### Information
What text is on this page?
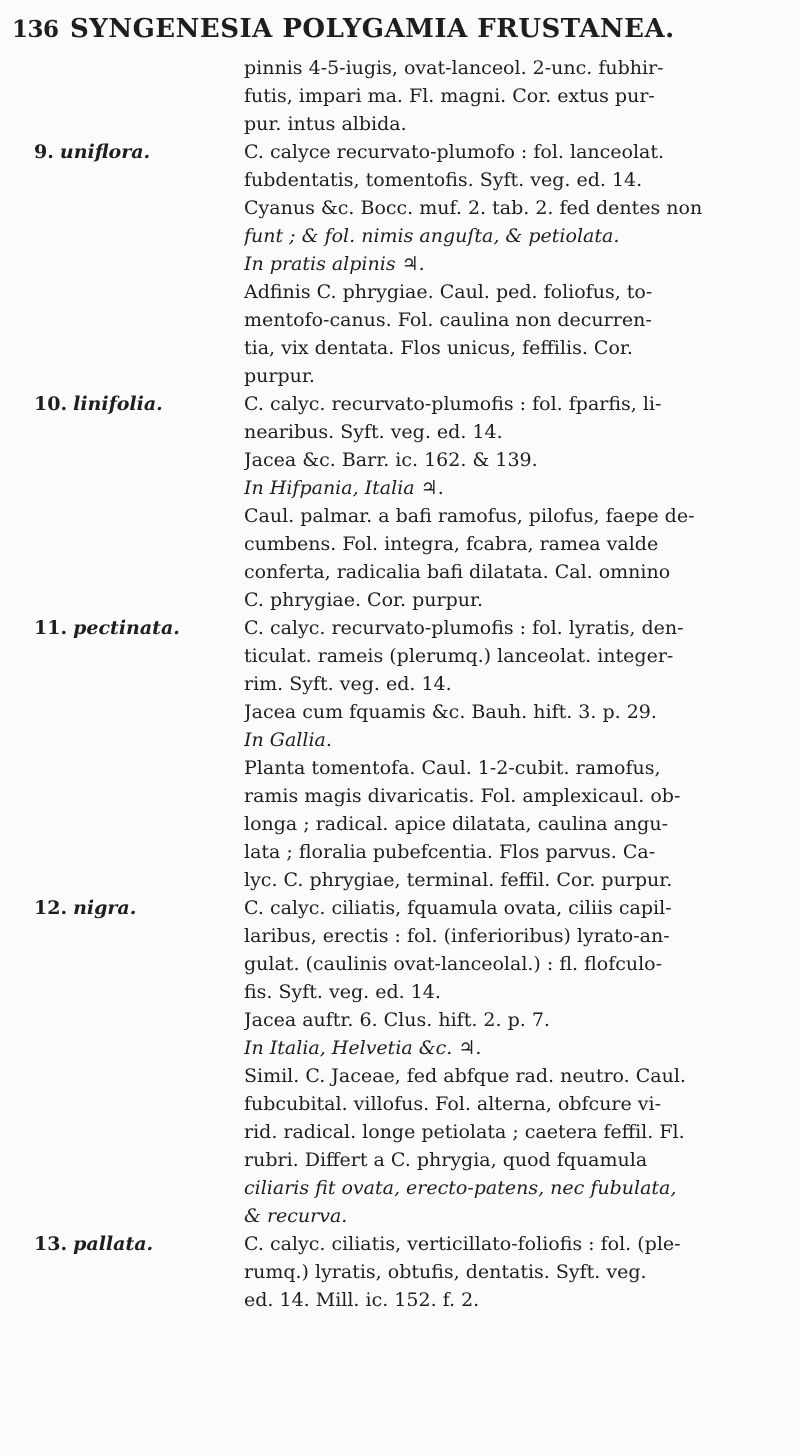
136 SYNGENESIA POLYGAMIA FRUSTANEA.
pinnis 4-5-iugis, ovat-lanceol. 2-unc. fubhir-
futis, impari ma. Fl. magni. Cor. extus pur-
pur. intus albida.
9. uniflora.	C. calyce recurvato-plumofo : fol. lanceolat.
fubdentatis, tomentofis. Syft. veg. ed. 14.
Cyanus &c. Bocc. muf. 2. tab. 2. fed dentes non
funt ; & fol. nimis anguſta, & petiolata.
In pratis alpinis ♃.
Adfinis C. phrygiae. Caul. ped. foliofus, to-
mentofo-canus. Fol. caulina non decurren-
tia, vix dentata. Flos unicus, feffilis. Cor.
purpur.
10. linifolia.	C. calyc. recurvato-plumofis : fol. fparfis, li-
nearibus. Syft. veg. ed. 14.
Jacea &c. Barr. ic. 162. & 139.
In Hifpania, Italia ♃.
Caul. palmar. a bafi ramofus, pilofus, faepe de-
cumbens. Fol. integra, fcabra, ramea valde
conferta, radicalia bafi dilatata. Cal. omnino
C. phrygiae. Cor. purpur.
11. pectinata.	C. calyc. recurvato-plumofis : fol. lyratis, den-
ticulat. rameis (plerumq.) lanceolat. integer-
rim. Syft. veg. ed. 14.
Jacea cum fquamis &c. Bauh. hift. 3. p. 29.
In Gallia.
Planta tomentofa. Caul. 1-2-cubit. ramofus,
ramis magis divaricatis. Fol. amplexicaul. ob-
longa ; radical. apice dilatata, caulina angu-
lata ; floralia pubefcentia. Flos parvus. Ca-
lyc. C. phrygiae, terminal. feffil. Cor. purpur.
12. nigra.	C. calyc. ciliatis, fquamula ovata, ciliis capil-
laribus, erectis : fol. (inferioribus) lyrato-an-
gulat. (caulinis ovat-lanceolal.) : fl. flofculo-
fis. Syft. veg. ed. 14.
Jacea auftr. 6. Clus. hift. 2. p. 7.
In Italia, Helvetia &c. ♃.
Simil. C. Jaceae, fed abfque rad. neutro. Caul.
fubcubital. villofus. Fol. alterna, obfcure vi-
rid. radical. longe petiolata ; caetera feffil. Fl.
rubri. Differt a C. phrygia, quod fquamula
ciliaris fit ovata, erecto-patens, nec fubulata,
& recurva.
13. pallata.	C. calyc. ciliatis, verticillato-foliofis : fol. (ple-
rumq.) lyratis, obtufis, dentatis. Syft. veg.
ed. 14. Mill. ic. 152. f. 2.
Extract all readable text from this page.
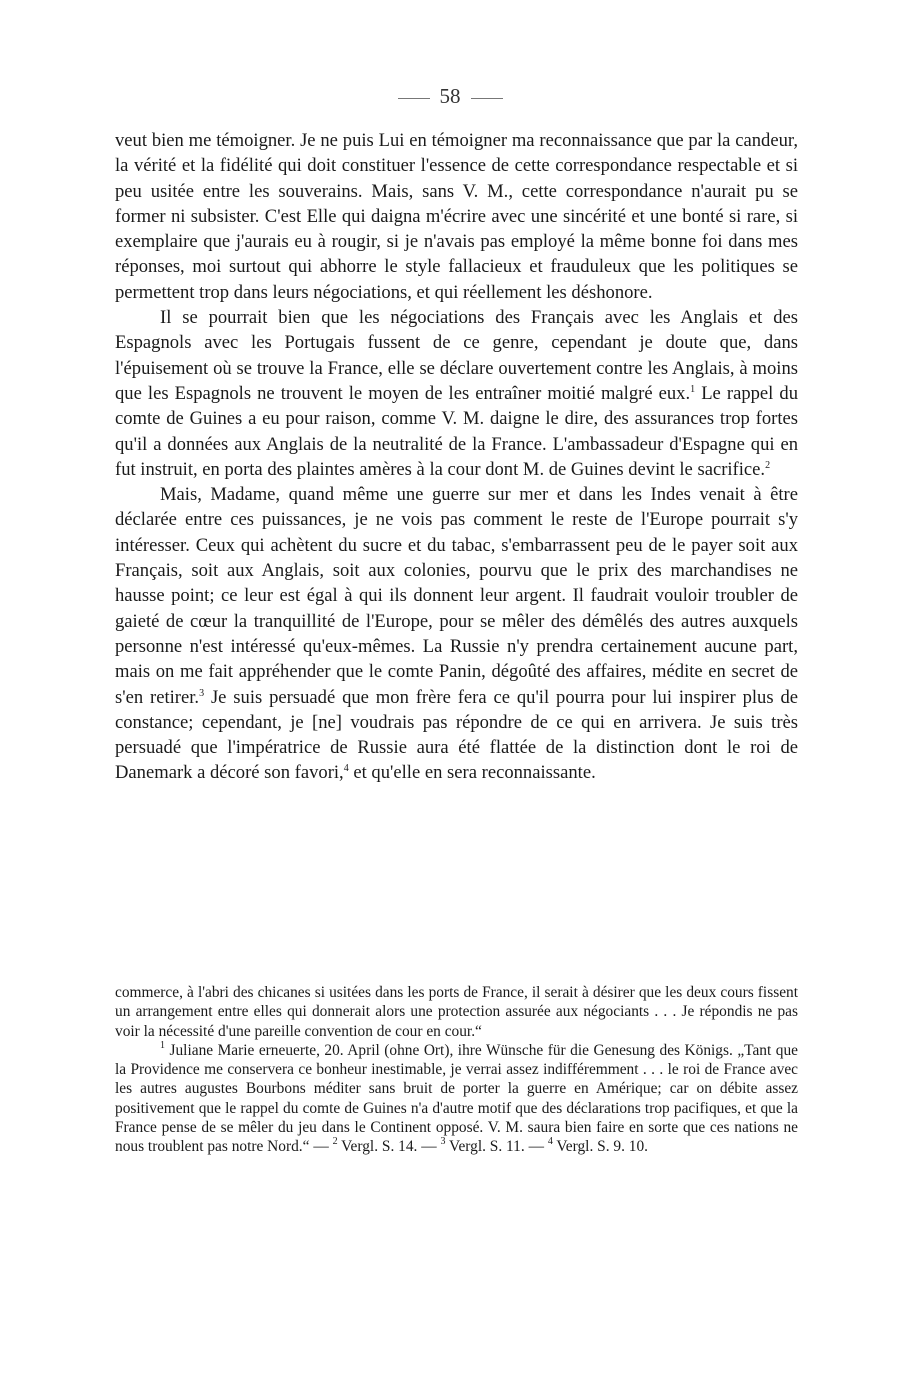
58

veut bien me témoigner. Je ne puis Lui en témoigner ma reconnaissance que par la candeur, la vérité et la fidélité qui doit constituer l'essence de cette correspondance respectable et si peu usitée entre les souverains. Mais, sans V. M., cette correspondance n'aurait pu se former ni subsister. C'est Elle qui daigna m'écrire avec une sincérité et une bonté si rare, si exemplaire que j'aurais eu à rougir, si je n'avais pas employé la même bonne foi dans mes réponses, moi surtout qui abhorre le style fallacieux et frauduleux que les politiques se permettent trop dans leurs négociations, et qui réellement les déshonore.

Il se pourrait bien que les négociations des Français avec les Anglais et des Espagnols avec les Portugais fussent de ce genre, cependant je doute que, dans l'épuisement où se trouve la France, elle se déclare ouvertement contre les Anglais, à moins que les Espagnols ne trouvent le moyen de les entraîner moitié malgré eux.$^1$ Le rappel du comte de Guines a eu pour raison, comme V. M. daigne le dire, des assurances trop fortes qu'il a données aux Anglais de la neutralité de la France. L'ambassadeur d'Espagne qui en fut instruit, en porta des plaintes amères à la cour dont M. de Guines devint le sacrifice.$^2$

Mais, Madame, quand même une guerre sur mer et dans les Indes venait à être déclarée entre ces puissances, je ne vois pas comment le reste de l'Europe pourrait s'y intéresser. Ceux qui achètent du sucre et du tabac, s'embarrassent peu de le payer soit aux Français, soit aux Anglais, soit aux colonies, pourvu que le prix des marchandises ne hausse point; ce leur est égal à qui ils donnent leur argent. Il faudrait vouloir troubler de gaieté de cœur la tranquillité de l'Europe, pour se mêler des démêlés des autres auxquels personne n'est intéressé qu'eux-mêmes. La Russie n'y prendra certainement aucune part, mais on me fait appréhender que le comte Panin, dégoûté des affaires, médite en secret de s'en retirer.$^3$ Je suis persuadé que mon frère fera ce qu'il pourra pour lui inspirer plus de constance; cependant, je [ne] voudrais pas répondre de ce qui en arrivera. Je suis très persuadé que l'impératrice de Russie aura été flattée de la distinction dont le roi de Danemark a décoré son favori,$^4$ et qu'elle en sera reconnaissante.

commerce, à l'abri des chicanes si usitées dans les ports de France, il serait à désirer que les deux cours fissent un arrangement entre elles qui donnerait alors une protection assurée aux négociants . . . Je répondis ne pas voir la nécessité d'une pareille convention de cour en cour.“

$^1$ Juliane Marie erneuerte, 20. April (ohne Ort), ihre Wünsche für die Genesung des Königs. „Tant que la Providence me conservera ce bonheur inestimable, je verrai assez indifféremment . . . le roi de France avec les autres augustes Bourbons méditer sans bruit de porter la guerre en Amérique; car on débite assez positivement que le rappel du comte de Guines n'a d'autre motif que des déclarations trop pacifiques, et que la France pense de se mêler du jeu dans le Continent opposé. V. M. saura bien faire en sorte que ces nations ne nous troublent pas notre Nord.“ — $^2$ Vergl. S. 14. — $^3$ Vergl. S. 11. — $^4$ Vergl. S. 9. 10.
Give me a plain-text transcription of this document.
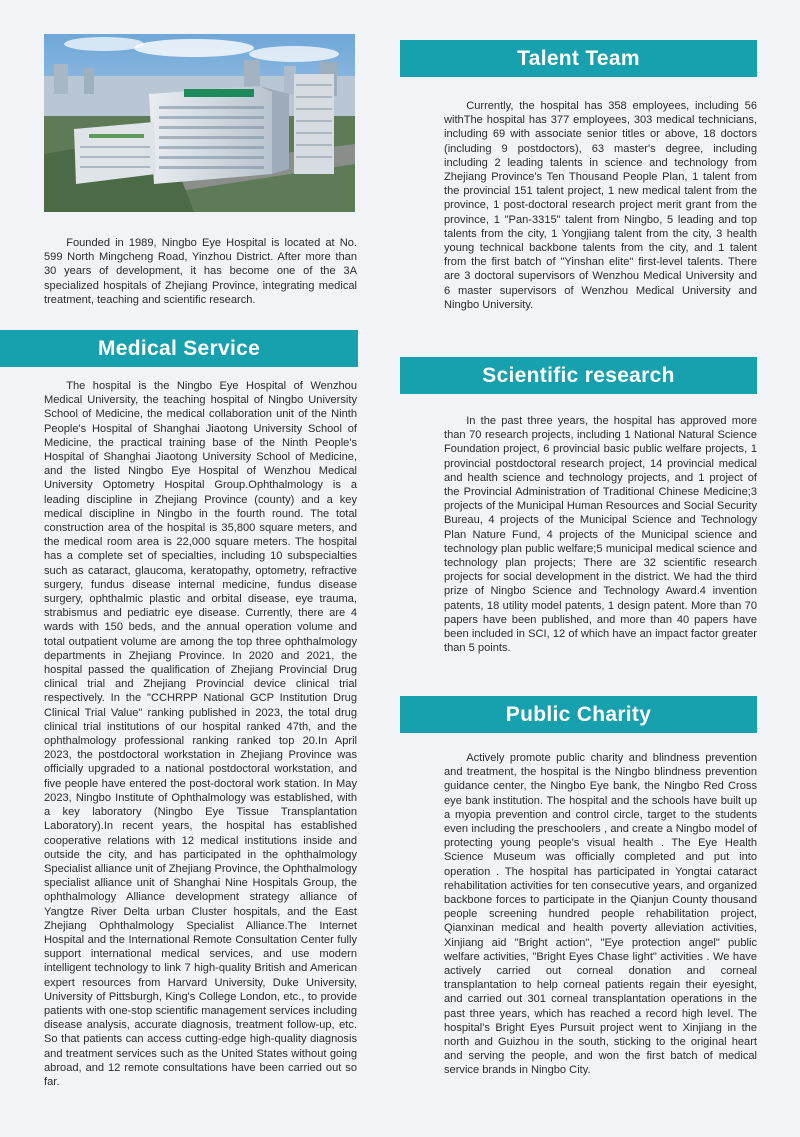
Founded in 1989, Ningbo Eye Hospital is located at No. 599 North Mingcheng Road, Yinzhou District. After more than 30 years of development, it has become one of the 3A specialized hospitals of Zhejiang Province, integrating medical treatment, teaching and scientific research.

Medical Service

The hospital is the Ningbo Eye Hospital of Wenzhou Medical University, the teaching hospital of Ningbo University School of Medicine, the medical collaboration unit of the Ninth People's Hospital of Shanghai Jiaotong University School of Medicine, the practical training base of the Ninth People's Hospital of Shanghai Jiaotong University School of Medicine, and the listed Ningbo Eye Hospital of Wenzhou Medical University Optometry Hospital Group.Ophthalmology is a leading discipline in Zhejiang Province (county) and a key medical discipline in Ningbo in the fourth round. The total construction area of the hospital is 35,800 square meters, and the medical room area is 22,000 square meters. The hospital has a complete set of specialties, including 10 subspecialties such as cataract, glaucoma, keratopathy, optometry, refractive surgery, fundus disease internal medicine, fundus disease surgery, ophthalmic plastic and orbital disease, eye trauma, strabismus and pediatric eye disease. Currently, there are 4 wards with 150 beds, and the annual operation volume and total outpatient volume are among the top three ophthalmology departments in Zhejiang Province. In 2020 and 2021, the hospital passed the qualification of Zhejiang Provincial Drug clinical trial and Zhejiang Provincial device clinical trial respectively. In the "CCHRPP National GCP Institution Drug Clinical Trial Value" ranking published in 2023, the total drug clinical trial institutions of our hospital ranked 47th, and the ophthalmology professional ranking ranked top 20.In April 2023, the postdoctoral workstation in Zhejiang Province was officially upgraded to a national postdoctoral workstation, and five people have entered the post-doctoral work station. In May 2023, Ningbo Institute of Ophthalmology was established, with a key laboratory (Ningbo Eye Tissue Transplantation Laboratory).In recent years, the hospital has established cooperative relations with 12 medical institutions inside and outside the city, and has participated in the ophthalmology Specialist alliance unit of Zhejiang Province, the Ophthalmology specialist alliance unit of Shanghai Nine Hospitals Group, the ophthalmology Alliance development strategy alliance of Yangtze River Delta urban Cluster hospitals, and the East Zhejiang Ophthalmology Specialist Alliance.The Internet Hospital and the International Remote Consultation Center fully support international medical services, and use modern intelligent technology to link 7 high-quality British and American expert resources from Harvard University, Duke University, University of Pittsburgh, King's College London, etc., to provide patients with one-stop scientific management services including disease analysis, accurate diagnosis, treatment follow-up, etc. So that patients can access cutting-edge high-quality diagnosis and treatment services such as the United States without going abroad, and 12 remote consultations have been carried out so far.

Talent Team

Currently, the hospital has 358 employees, including 56 withThe hospital has 377 employees, 303 medical technicians, including 69 with associate senior titles or above, 18 doctors (including 9 postdoctors), 63 master's degree, including including 2 leading talents in science and technology from Zhejiang Province's Ten Thousand People Plan, 1 talent from the provincial 151 talent project, 1 new medical talent from the province, 1 post-doctoral research project merit grant from the province, 1 "Pan-3315" talent from Ningbo, 5 leading and top talents from the city, 1 Yongjiang talent from the city, 3 health young technical backbone talents from the city, and 1 talent from the first batch of "Yinshan elite" first-level talents. There are 3 doctoral supervisors of Wenzhou Medical University and 6 master supervisors of Wenzhou Medical University and Ningbo University.

Scientific research

In the past three years, the hospital has approved more than 70 research projects, including 1 National Natural Science Foundation project, 6 provincial basic public welfare projects, 1 provincial postdoctoral research project, 14 provincial medical and health science and technology projects, and 1 project of the Provincial Administration of Traditional Chinese Medicine;3 projects of the Municipal Human Resources and Social Security Bureau, 4 projects of the Municipal Science and Technology Plan Nature Fund, 4 projects of the Municipal science and technology plan public welfare;5 municipal medical science and technology plan projects; There are 32 scientific research projects for social development in the district. We had the third prize of Ningbo Science and Technology Award.4 invention patents, 18 utility model patents, 1 design patent. More than 70 papers have been published, and more than 40 papers have been included in SCI, 12 of which have an impact factor greater than 5 points.

Public Charity

Actively promote public charity and blindness prevention and treatment, the hospital is the Ningbo blindness prevention guidance center, the Ningbo Eye bank, the Ningbo Red Cross eye bank institution. The hospital and the schools have built up a myopia prevention and control circle, target to the students even including the preschoolers , and create a Ningbo model of protecting young people's visual health . The Eye Health Science Museum was officially completed and put into operation . The hospital has participated in Yongtai cataract rehabilitation activities for ten consecutive years, and organized backbone forces to participate in the Qianjun County thousand people screening hundred people rehabilitation project, Qianxinan medical and health poverty alleviation activities, Xinjiang aid "Bright action", "Eye protection angel" public welfare activities, "Bright Eyes Chase light" activities . We have actively carried out corneal donation and corneal transplantation to help corneal patients regain their eyesight, and carried out 301 corneal transplantation operations in the past three years, which has reached a record high level. The hospital's Bright Eyes Pursuit project went to Xinjiang in the north and Guizhou in the south, sticking to the original heart and serving the people, and won the first batch of medical service brands in Ningbo City.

### Directions for this task
Above are the records. Copy every line in them holding "cependant".

### Written answer
Il se pourrait bien que les négociations des Français avec les Anglais et des Espagnols avec les Portugais fussent de ce genre, cependant je doute que, dans l'épuisement où se trouve la France, elle se déclare ouvertement contre les Anglais, à moins que les Espagnols ne trouvent le moyen de les entraîner moitié malgré eux.$^1$ Le rappel du comte de Guines a eu pour raison, comme V. M. daigne le dire, des assurances trop fortes qu'il a données aux Anglais de la neutralité de la France. L'ambassadeur d'Espagne qui en fut instruit, en porta des plaintes amères à la cour dont M. de Guines devint le sacrifice.$^2$
Mais, Madame, quand même une guerre sur mer et dans les Indes venait à être déclarée entre ces puissances, je ne vois pas comment le reste de l'Europe pourrait s'y intéresser. Ceux qui achètent du sucre et du tabac, s'embarrassent peu de le payer soit aux Français, soit aux Anglais, soit aux colonies, pourvu que le prix des marchandises ne hausse point; ce leur est égal à qui ils donnent leur argent. Il faudrait vouloir troubler de gaieté de cœur la tranquillité de l'Europe, pour se mêler des démêlés des autres auxquels personne n'est intéressé qu'eux-mêmes. La Russie n'y prendra certainement aucune part, mais on me fait appréhender que le comte Panin, dégoûté des affaires, médite en secret de s'en retirer.$^3$ Je suis persuadé que mon frère fera ce qu'il pourra pour lui inspirer plus de constance; cependant, je [ne] voudrais pas répondre de ce qui en arrivera. Je suis très persuadé que l'impératrice de Russie aura été flattée de la distinction dont le roi de Danemark a décoré son favori,$^4$ et qu'elle en sera reconnaissante.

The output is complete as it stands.